**Work instructions**
Count each line in which the word "mönstrande" appears. Reply with the total and nothing more.
╔══
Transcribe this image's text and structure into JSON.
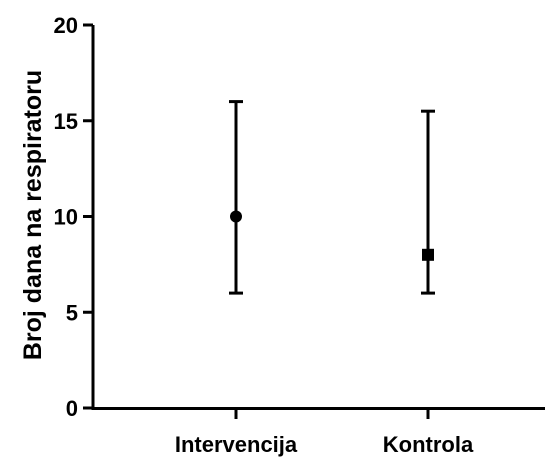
{
  "chart_data": {
    "type": "scatter",
    "ylabel": "Broj dana na respiratoru",
    "xlabel": "",
    "ylim": [
      0,
      20
    ],
    "yticks": [
      0,
      5,
      10,
      15,
      20
    ],
    "categories": [
      "Intervencija",
      "Kontrola"
    ],
    "series": [
      {
        "category": "Intervencija",
        "marker": "circle",
        "value": 10,
        "error_low": 6,
        "error_high": 16
      },
      {
        "category": "Kontrola",
        "marker": "square",
        "value": 8,
        "error_low": 6,
        "error_high": 15.5
      }
    ],
    "grid": false,
    "colors": {
      "mark": "#000000",
      "axis": "#000000"
    }
  }
}
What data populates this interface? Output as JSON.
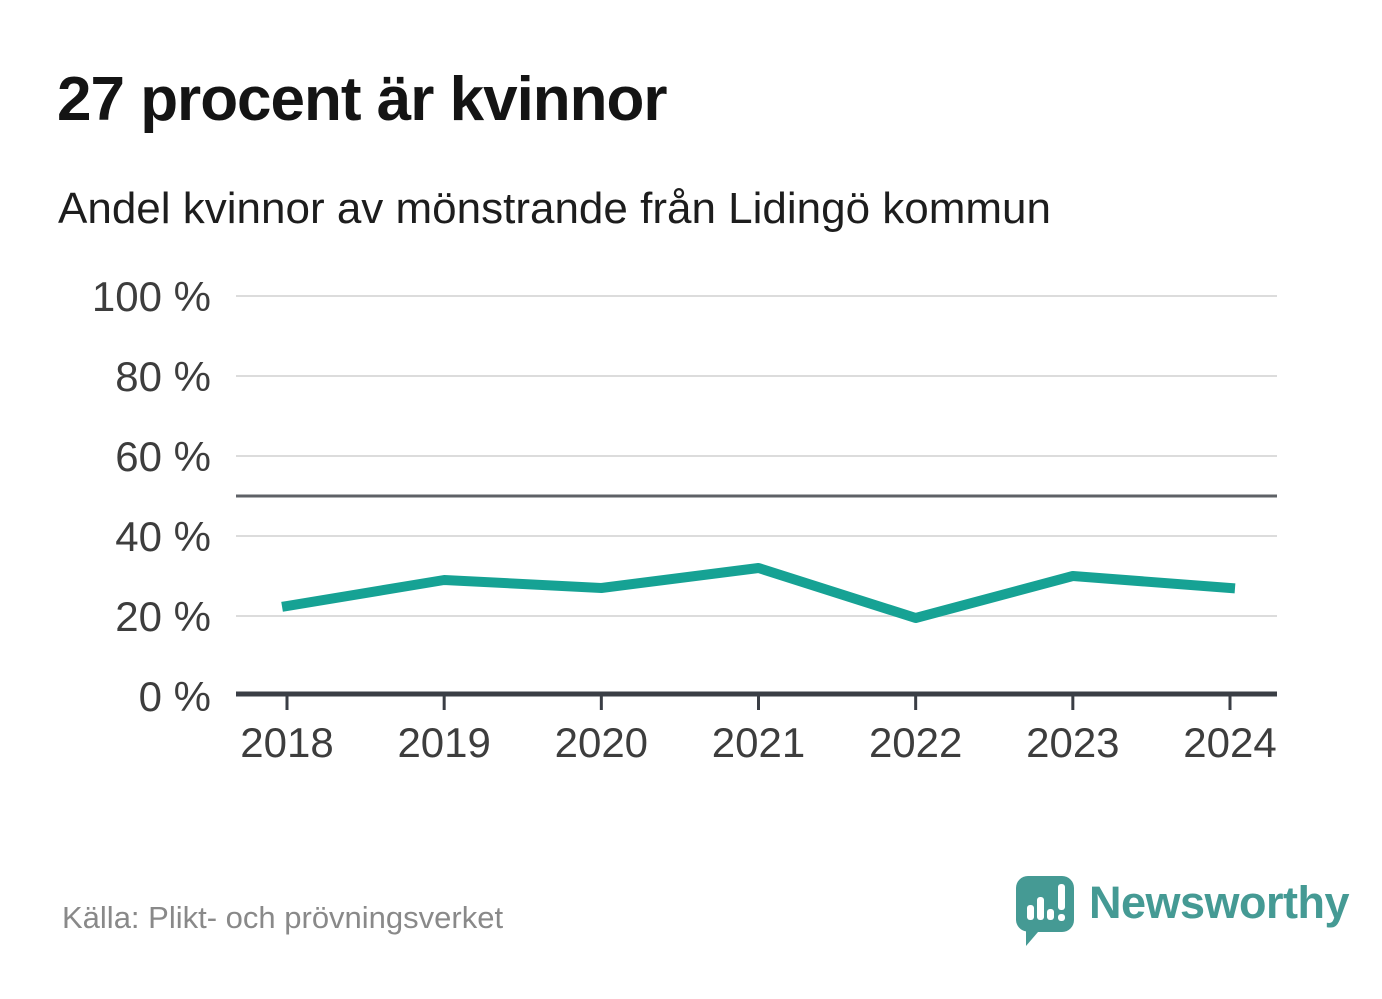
{
  "header": {
    "title": "27 procent är kvinnor",
    "subtitle": "Andel kvinnor av mönstrande från Lidingö kommun"
  },
  "chart_data": {
    "type": "line",
    "x": [
      "2018",
      "2019",
      "2020",
      "2021",
      "2022",
      "2023",
      "2024"
    ],
    "series": [
      {
        "name": "Andel kvinnor av mönstrande från Lidingö kommun",
        "values": [
          22.5,
          29,
          27,
          32,
          19.5,
          30,
          27
        ]
      }
    ],
    "ylim": [
      0,
      100
    ],
    "yticks": [
      0,
      20,
      40,
      60,
      80,
      100
    ],
    "ytick_suffix": " %",
    "reference_line": 50,
    "grid": "horizontal",
    "legend": "none",
    "xlabel": "",
    "ylabel": ""
  },
  "footer": {
    "source": "Källa: Plikt- och prövningsverket",
    "brand": {
      "wordmark": "Newsworthy",
      "logo_icon": "speech-bubble-bar-chart-icon"
    }
  },
  "colors": {
    "line": "#16a294",
    "grid": "#dcdcdc",
    "reference_line": "#5e6166",
    "axis": "#3a3e45",
    "tick_label": "#3d3d3d",
    "title": "#141414",
    "subtitle": "#1d1d1d",
    "source": "#898989",
    "brand": "#459a94",
    "background": "#ffffff"
  }
}
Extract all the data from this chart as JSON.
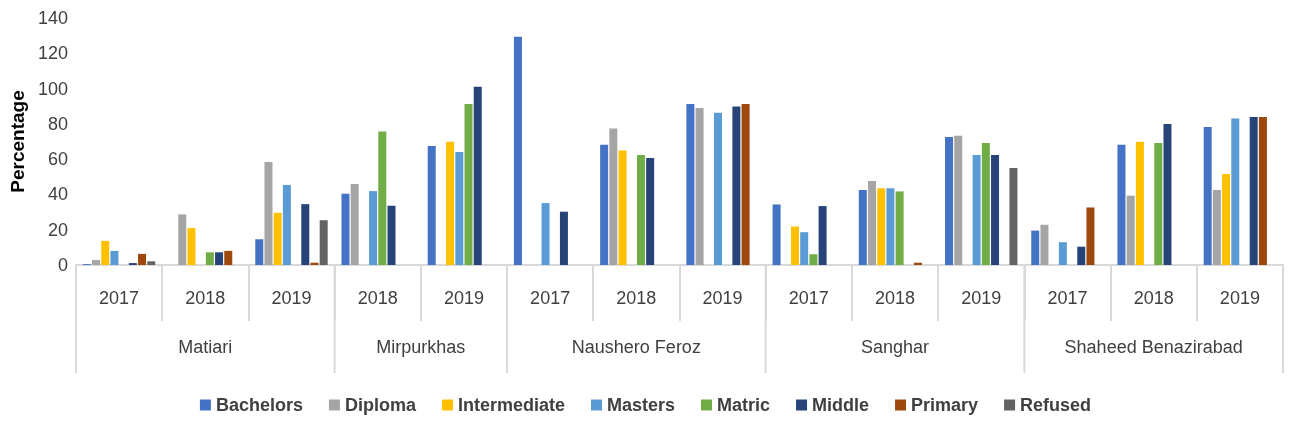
{
  "chart_data": {
    "type": "bar",
    "ylabel": "Percentage",
    "categories": [
      "2017",
      "2018",
      "2019",
      "2018",
      "2019",
      "2017",
      "2018",
      "2019",
      "2017",
      "2018",
      "2019",
      "2017",
      "2018",
      "2019"
    ],
    "annotations": [
      "Matiari",
      "Mirpurkhas",
      "Naushero Feroz",
      "Sanghar",
      "Shaheed Benazirabad"
    ],
    "series": [
      {
        "name": "Bachelors",
        "color": "#4472c4",
        "values": [
          0.5,
          null,
          14.6,
          40.4,
          67.4,
          129.4,
          68.1,
          91.3,
          34.3,
          42.5,
          72.5,
          19.5,
          68.1,
          78.2
        ]
      },
      {
        "name": "Diploma",
        "color": "#a5a5a5",
        "values": [
          2.8,
          28.7,
          58.4,
          45.9,
          null,
          null,
          77.4,
          89,
          null,
          47.6,
          73.2,
          22.8,
          39.3,
          42.5
        ]
      },
      {
        "name": "Intermediate",
        "color": "#ffc000",
        "values": [
          13.7,
          20.9,
          29.6,
          null,
          69.8,
          null,
          64.9,
          null,
          21.8,
          43.5,
          null,
          null,
          69.8,
          51.6
        ]
      },
      {
        "name": "Masters",
        "color": "#5b9bd5",
        "values": [
          8,
          null,
          45.4,
          41.9,
          64.1,
          35.1,
          null,
          86.3,
          18.6,
          43.5,
          62.4,
          12.9,
          null,
          83.1
        ]
      },
      {
        "name": "Matric",
        "color": "#70ad47",
        "values": [
          null,
          7.2,
          null,
          75.7,
          91.3,
          null,
          62.4,
          null,
          6.1,
          41.7,
          69.1,
          null,
          69.1,
          null
        ]
      },
      {
        "name": "Middle",
        "color": "#264478",
        "values": [
          1.1,
          7.2,
          34.5,
          33.6,
          101.1,
          30.2,
          60.7,
          89.8,
          33.4,
          null,
          62.4,
          10.4,
          79.9,
          83.9
        ]
      },
      {
        "name": "Primary",
        "color": "#9e480e",
        "values": [
          6.3,
          8,
          1.3,
          null,
          null,
          null,
          null,
          91.3,
          null,
          1.3,
          null,
          32.6,
          null,
          83.9
        ]
      },
      {
        "name": "Refused",
        "color": "#636363",
        "values": [
          2.1,
          null,
          25.4,
          null,
          null,
          null,
          null,
          null,
          null,
          null,
          55,
          null,
          null,
          null
        ]
      }
    ],
    "ylim": [
      0,
      140
    ],
    "yticks": [
      0,
      20,
      40,
      60,
      80,
      100,
      120,
      140
    ],
    "grid": false,
    "legend": "bottom"
  }
}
╚══
**Exercise answer**
2